* [STATED GOAL] Which lines hold the word "name"? Show each of them.

* [DATA LINES]
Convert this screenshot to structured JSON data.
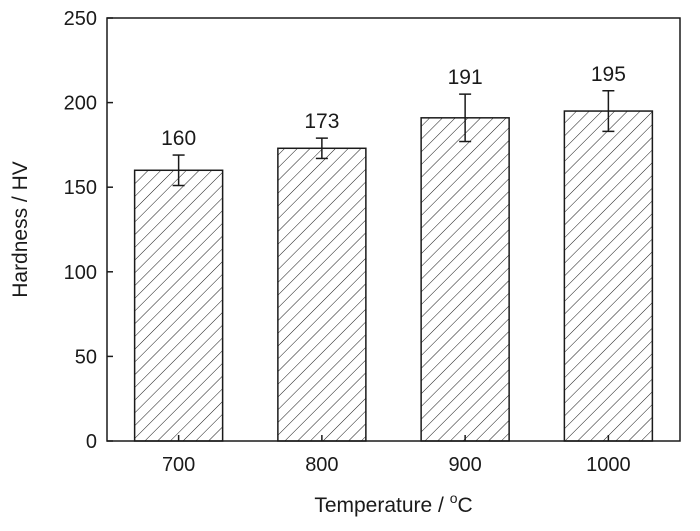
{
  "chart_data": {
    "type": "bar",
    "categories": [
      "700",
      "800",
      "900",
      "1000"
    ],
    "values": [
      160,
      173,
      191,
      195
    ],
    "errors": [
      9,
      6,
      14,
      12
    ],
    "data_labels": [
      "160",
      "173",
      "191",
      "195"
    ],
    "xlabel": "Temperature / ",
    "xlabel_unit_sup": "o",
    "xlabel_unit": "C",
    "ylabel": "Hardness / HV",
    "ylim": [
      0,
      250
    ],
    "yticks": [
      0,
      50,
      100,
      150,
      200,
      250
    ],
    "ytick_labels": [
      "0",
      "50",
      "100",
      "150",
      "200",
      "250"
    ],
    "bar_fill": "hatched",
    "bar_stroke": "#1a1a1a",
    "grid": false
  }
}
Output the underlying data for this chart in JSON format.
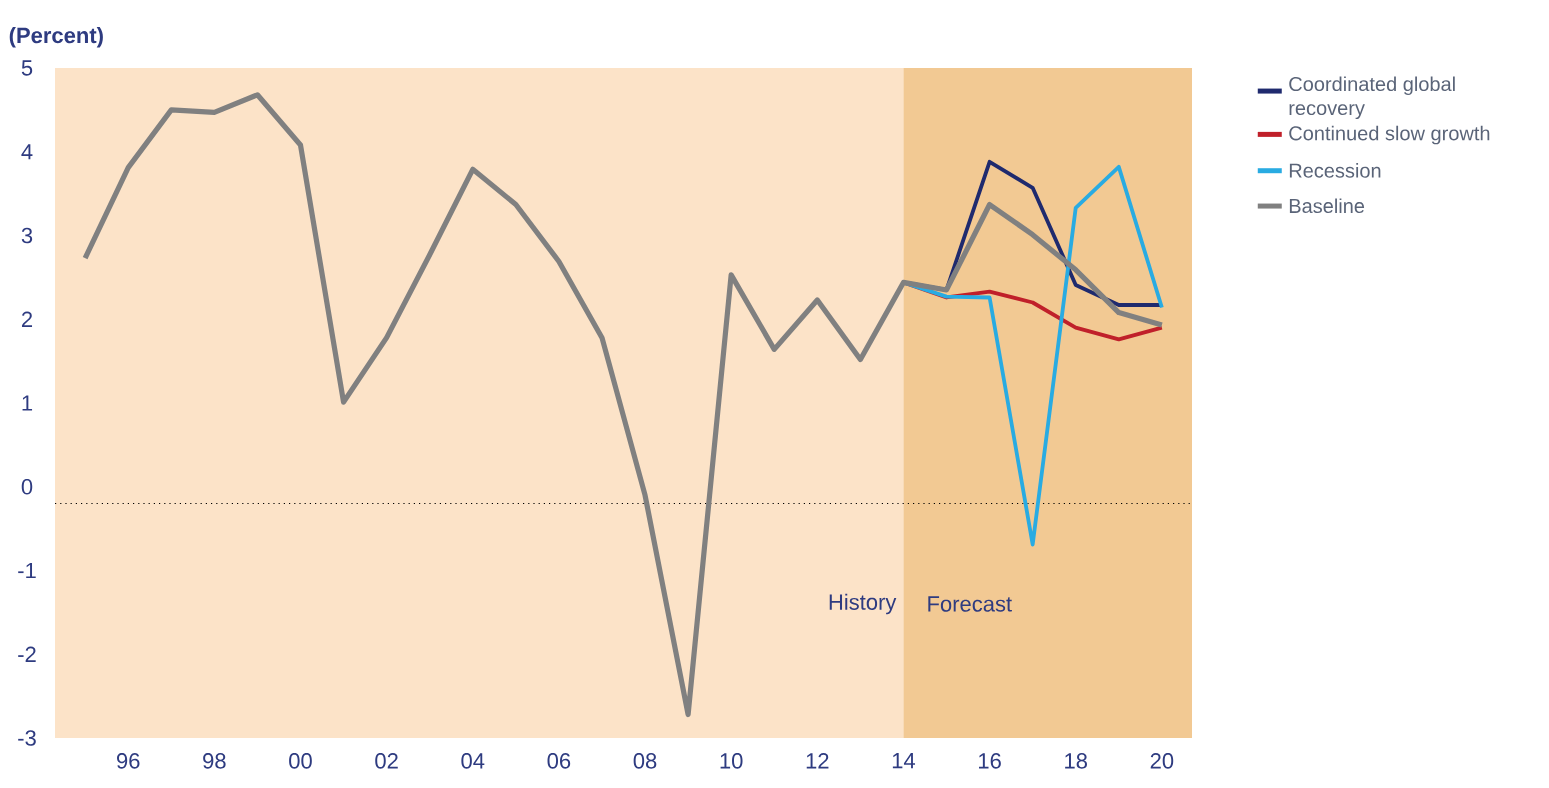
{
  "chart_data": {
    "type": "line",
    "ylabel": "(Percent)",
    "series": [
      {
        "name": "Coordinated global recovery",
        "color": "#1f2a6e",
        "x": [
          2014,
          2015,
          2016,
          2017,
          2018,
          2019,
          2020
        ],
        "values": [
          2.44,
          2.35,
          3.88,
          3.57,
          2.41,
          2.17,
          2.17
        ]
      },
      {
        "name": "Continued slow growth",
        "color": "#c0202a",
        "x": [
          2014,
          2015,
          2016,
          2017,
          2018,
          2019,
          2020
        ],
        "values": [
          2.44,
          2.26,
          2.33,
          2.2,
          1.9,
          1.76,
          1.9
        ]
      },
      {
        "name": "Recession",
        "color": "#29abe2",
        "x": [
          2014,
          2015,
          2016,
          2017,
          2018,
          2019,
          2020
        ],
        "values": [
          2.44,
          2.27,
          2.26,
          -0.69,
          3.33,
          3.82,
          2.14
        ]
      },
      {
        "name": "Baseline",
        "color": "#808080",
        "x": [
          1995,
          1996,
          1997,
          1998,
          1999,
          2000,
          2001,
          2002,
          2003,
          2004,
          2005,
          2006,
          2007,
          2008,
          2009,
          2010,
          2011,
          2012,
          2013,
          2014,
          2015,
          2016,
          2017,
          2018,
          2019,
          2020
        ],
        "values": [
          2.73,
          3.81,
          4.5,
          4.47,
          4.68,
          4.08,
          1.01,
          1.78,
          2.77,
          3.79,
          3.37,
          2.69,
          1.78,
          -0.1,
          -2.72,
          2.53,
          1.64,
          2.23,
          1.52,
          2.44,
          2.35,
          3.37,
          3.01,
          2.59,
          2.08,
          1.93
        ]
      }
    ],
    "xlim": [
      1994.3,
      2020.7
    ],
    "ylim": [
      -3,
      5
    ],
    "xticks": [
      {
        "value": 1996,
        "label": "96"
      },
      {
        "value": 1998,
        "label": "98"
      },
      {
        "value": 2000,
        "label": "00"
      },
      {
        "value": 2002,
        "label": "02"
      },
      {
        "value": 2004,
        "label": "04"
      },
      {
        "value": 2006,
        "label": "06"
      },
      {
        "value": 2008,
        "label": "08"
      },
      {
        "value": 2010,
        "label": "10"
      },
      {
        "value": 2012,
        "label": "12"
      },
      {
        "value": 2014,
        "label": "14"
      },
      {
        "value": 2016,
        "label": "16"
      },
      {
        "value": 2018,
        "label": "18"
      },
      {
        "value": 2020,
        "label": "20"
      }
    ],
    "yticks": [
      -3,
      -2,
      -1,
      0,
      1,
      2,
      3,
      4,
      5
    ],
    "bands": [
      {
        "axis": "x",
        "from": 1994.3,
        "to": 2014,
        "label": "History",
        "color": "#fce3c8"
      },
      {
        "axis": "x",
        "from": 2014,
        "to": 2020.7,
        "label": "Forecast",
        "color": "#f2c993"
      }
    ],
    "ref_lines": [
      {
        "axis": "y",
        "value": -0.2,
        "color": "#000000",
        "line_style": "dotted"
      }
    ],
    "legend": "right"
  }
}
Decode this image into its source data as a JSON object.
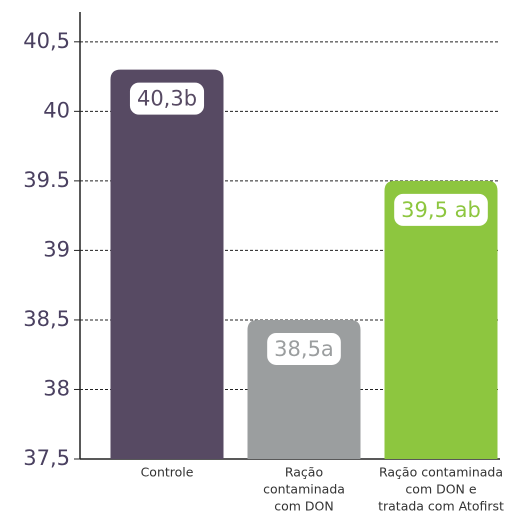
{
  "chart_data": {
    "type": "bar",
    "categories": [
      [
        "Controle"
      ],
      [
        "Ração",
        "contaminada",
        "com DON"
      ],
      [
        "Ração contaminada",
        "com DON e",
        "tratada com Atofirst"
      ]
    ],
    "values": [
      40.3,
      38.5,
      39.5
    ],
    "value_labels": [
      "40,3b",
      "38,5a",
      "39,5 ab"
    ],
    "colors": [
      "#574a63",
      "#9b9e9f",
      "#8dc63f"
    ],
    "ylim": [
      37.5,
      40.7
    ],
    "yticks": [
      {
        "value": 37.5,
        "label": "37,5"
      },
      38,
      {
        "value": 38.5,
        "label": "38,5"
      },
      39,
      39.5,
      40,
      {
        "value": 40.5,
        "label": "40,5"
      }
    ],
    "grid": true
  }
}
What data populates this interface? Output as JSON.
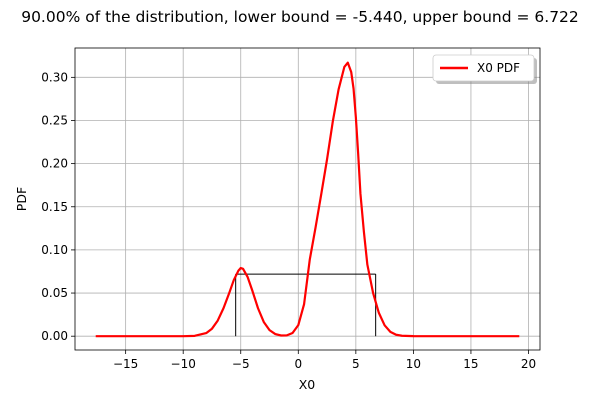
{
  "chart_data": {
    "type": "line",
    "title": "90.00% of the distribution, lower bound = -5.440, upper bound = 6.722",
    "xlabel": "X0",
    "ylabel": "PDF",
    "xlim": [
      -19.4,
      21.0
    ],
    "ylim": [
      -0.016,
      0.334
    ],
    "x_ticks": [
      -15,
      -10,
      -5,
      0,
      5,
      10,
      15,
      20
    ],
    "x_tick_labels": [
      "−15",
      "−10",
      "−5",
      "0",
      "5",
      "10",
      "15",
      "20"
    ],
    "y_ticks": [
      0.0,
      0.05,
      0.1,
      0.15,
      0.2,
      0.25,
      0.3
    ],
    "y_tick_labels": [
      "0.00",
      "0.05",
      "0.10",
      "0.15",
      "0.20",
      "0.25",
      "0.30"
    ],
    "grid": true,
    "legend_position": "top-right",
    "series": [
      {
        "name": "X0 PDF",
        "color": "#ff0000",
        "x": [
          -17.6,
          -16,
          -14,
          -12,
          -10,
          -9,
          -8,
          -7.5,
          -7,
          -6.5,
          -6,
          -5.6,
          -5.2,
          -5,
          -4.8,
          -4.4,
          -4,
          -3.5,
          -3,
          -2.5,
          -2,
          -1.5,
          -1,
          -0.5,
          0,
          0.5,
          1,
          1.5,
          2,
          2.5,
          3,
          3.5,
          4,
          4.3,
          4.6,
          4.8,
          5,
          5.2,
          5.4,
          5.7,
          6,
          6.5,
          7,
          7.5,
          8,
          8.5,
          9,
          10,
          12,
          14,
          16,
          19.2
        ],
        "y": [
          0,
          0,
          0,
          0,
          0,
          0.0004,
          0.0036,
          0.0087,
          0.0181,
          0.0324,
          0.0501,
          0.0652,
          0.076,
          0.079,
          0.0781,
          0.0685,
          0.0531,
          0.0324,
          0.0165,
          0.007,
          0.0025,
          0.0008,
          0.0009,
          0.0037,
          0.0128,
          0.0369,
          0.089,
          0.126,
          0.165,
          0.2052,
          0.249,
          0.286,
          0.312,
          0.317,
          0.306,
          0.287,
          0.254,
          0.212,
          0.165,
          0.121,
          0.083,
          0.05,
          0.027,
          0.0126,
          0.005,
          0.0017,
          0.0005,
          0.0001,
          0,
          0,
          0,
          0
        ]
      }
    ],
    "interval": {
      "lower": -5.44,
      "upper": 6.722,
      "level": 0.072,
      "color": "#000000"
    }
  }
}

* [RESULT]
        "name": "Coordinated global recovery",
        "name": "Continued slow growth",
        "name": "Recession",
        "name": "Baseline",
        "name": "X0 PDF",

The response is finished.